[start Given records]

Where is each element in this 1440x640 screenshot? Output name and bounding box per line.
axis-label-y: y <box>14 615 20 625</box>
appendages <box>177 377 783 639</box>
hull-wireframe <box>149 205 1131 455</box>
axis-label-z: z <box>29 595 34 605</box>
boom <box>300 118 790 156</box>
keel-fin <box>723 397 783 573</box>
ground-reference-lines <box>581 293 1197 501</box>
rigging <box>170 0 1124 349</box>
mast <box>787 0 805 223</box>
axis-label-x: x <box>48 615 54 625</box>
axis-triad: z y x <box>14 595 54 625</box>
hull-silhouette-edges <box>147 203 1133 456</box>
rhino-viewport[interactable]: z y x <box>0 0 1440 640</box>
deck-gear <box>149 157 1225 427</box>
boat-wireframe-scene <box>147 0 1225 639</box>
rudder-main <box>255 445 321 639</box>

[end Given records]

Locate each line in the entries above that contains the string "axis" with matching case, and copy those lines.

**Response below**
axis-label-y: y <box>14 615 20 625</box>
axis-label-z: z <box>29 595 34 605</box>
axis-label-x: x <box>48 615 54 625</box>
axis-triad: z y x <box>14 595 54 625</box>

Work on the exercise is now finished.